• [YOUR TASK]: From the line that contains "Transcribe the text in this document." down to the last line of the data below, restate every line word for word, skipping any images.

• [PROVIDED ENTRIES]:
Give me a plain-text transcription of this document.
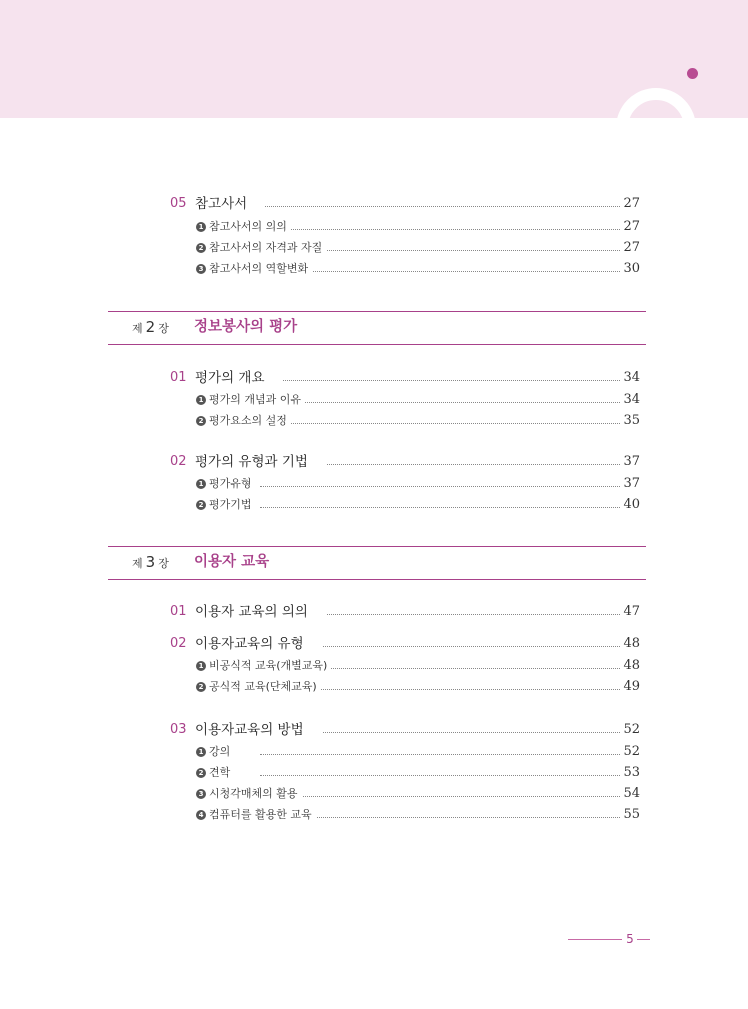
05 참고사서	27
1 참고사서의 의의	27
2 참고사서의 자격과 자질	27
3 참고사서의 역할변화	30
제 2 장 정보봉사의 평가
01 평가의 개요	34
1 평가의 개념과 이유	34
2 평가요소의 설정	35
02 평가의 유형과 기법	37
1 평가유형	37
2 평가기법	40
제 3 장 이용자 교육
01 이용자 교육의 의의	47
02 이용자교육의 유형	48
1 비공식적 교육(개별교육)	48
2 공식적 교육(단체교육)	49
03 이용자교육의 방법	52
1 강의	52
2 견학	53
3 시청각매체의 활용	54
4 컴퓨터를 활용한 교육	55
5
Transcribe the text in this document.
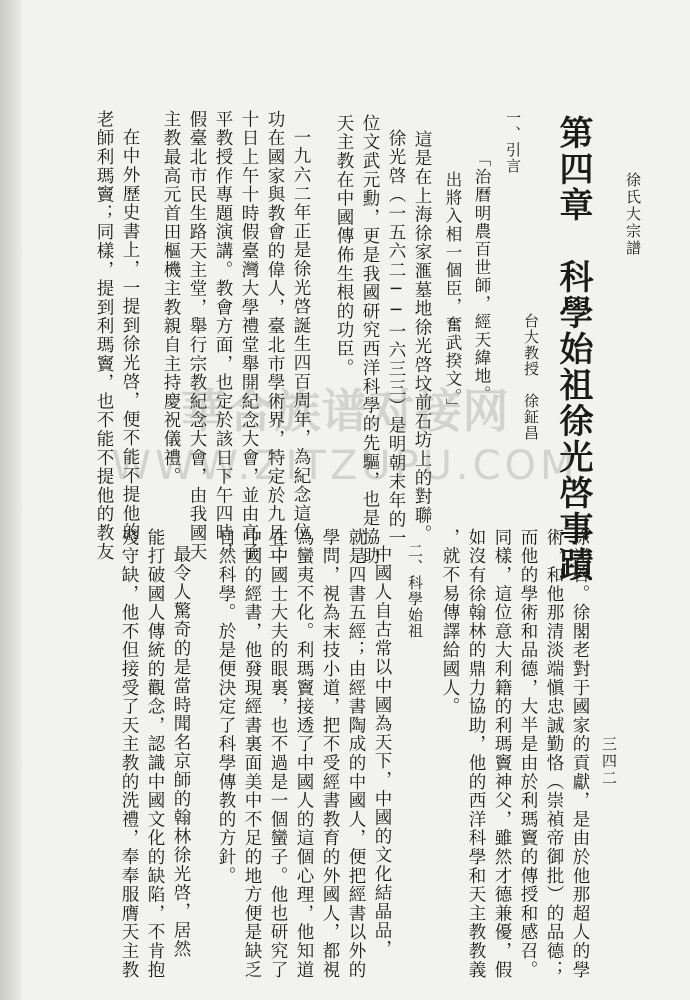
徐氏大宗譜
三四二
第四章　科學始祖徐光啓事蹟
一、引言
「治曆明農百世師，經天緯地。
出將入相一個臣，奮武揆文。」	台大教授　徐鉦昌
這是在上海徐家滙墓地徐光啓坟前石坊上的對聯。
徐光啓（一五六二──一六三三）是明朝末年的一
位文武元勳，更是我國研究西洋科學的先驅，也是協助
天主教在中國傳佈生根的功臣。
一九六二年正是徐光啓誕生四百周年，為紀念這位
功在國家與教會的偉人，臺北市學術界，特定於九月三
十日上午十時假臺灣大學禮堂舉開紀念大會，並由高子
平教授作專題演講。教會方面，也定於該日下午四時，
假臺北市民生路天主堂，舉行宗教紀念大會，由我國天
主教最高元首田樞機主教親自主持慶祝儀禮。
在中外歷史書上，一提到徐光啓，便不能不提他的
老師利瑪竇；同樣，提到利瑪竇，也不能不提他的教友
徐光啓。徐閣老對于國家的貢獻，是由於他那超人的學
術，和他那清淡端愼忠誠勤恪（崇禎帝御批）的品德；
而他的學術和品德，大半是由於利瑪竇的傳授和感召。
同樣，這位意大利籍的利瑪竇神父，雖然才德兼優，假
如沒有徐翰林的鼎力協助，他的西洋科學和天主教教義
，就不易傳譯給國人。
二、科學始祖
中國人自古常以中國為天下，中國的文化結晶品，
就是四書五經；由經書陶成的中國人，便把經書以外的
學問，視為末技小道，把不受經書教育的外國人，都視
為蠻夷不化。利瑪竇接透了中國人的這個心理，他知道
在中國士大夫的眼裏，也不過是一個蠻子。他也研究了
中國的經書，他發現經書裏面美中不足的地方便是缺乏
自然科學。於是便決定了科學傳教的方針。
最令人驚奇的是當時聞名京師的翰林徐光啓，居然
能打破國人傳統的觀念，認識中國文化的缺陷，不肯抱
殘守缺，他不但接受了天主教的洗禮，奉奉服膺天主教
華合族谱对接网
WWW.ZITZUPU.COM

• [FINISHED TASK]:
Transcribe the text in this document.
徐氏大宗譜
三四二
第四章　科學始祖徐光啓事蹟
一、引言
「治曆明農百世師，經天緯地。
出將入相一個臣，奮武揆文。」	台大教授　徐鉦昌
這是在上海徐家滙墓地徐光啓坟前石坊上的對聯。
徐光啓（一五六二──一六三三）是明朝末年的一
位文武元勳，更是我國研究西洋科學的先驅，也是協助
天主教在中國傳佈生根的功臣。
一九六二年正是徐光啓誕生四百周年，為紀念這位
功在國家與教會的偉人，臺北市學術界，特定於九月三
十日上午十時假臺灣大學禮堂舉開紀念大會，並由高子
平教授作專題演講。教會方面，也定於該日下午四時，
假臺北市民生路天主堂，舉行宗教紀念大會，由我國天
主教最高元首田樞機主教親自主持慶祝儀禮。
在中外歷史書上，一提到徐光啓，便不能不提他的
老師利瑪竇；同樣，提到利瑪竇，也不能不提他的教友
徐光啓。徐閣老對于國家的貢獻，是由於他那超人的學
術，和他那清淡端愼忠誠勤恪（崇禎帝御批）的品德；
而他的學術和品德，大半是由於利瑪竇的傳授和感召。
同樣，這位意大利籍的利瑪竇神父，雖然才德兼優，假
如沒有徐翰林的鼎力協助，他的西洋科學和天主教教義
，就不易傳譯給國人。
二、科學始祖
中國人自古常以中國為天下，中國的文化結晶品，
就是四書五經；由經書陶成的中國人，便把經書以外的
學問，視為末技小道，把不受經書教育的外國人，都視
為蠻夷不化。利瑪竇接透了中國人的這個心理，他知道
在中國士大夫的眼裏，也不過是一個蠻子。他也研究了
中國的經書，他發現經書裏面美中不足的地方便是缺乏
自然科學。於是便決定了科學傳教的方針。
最令人驚奇的是當時聞名京師的翰林徐光啓，居然
能打破國人傳統的觀念，認識中國文化的缺陷，不肯抱
殘守缺，他不但接受了天主教的洗禮，奉奉服膺天主教
華合族谱对接网
WWW.ZITZUPU.COM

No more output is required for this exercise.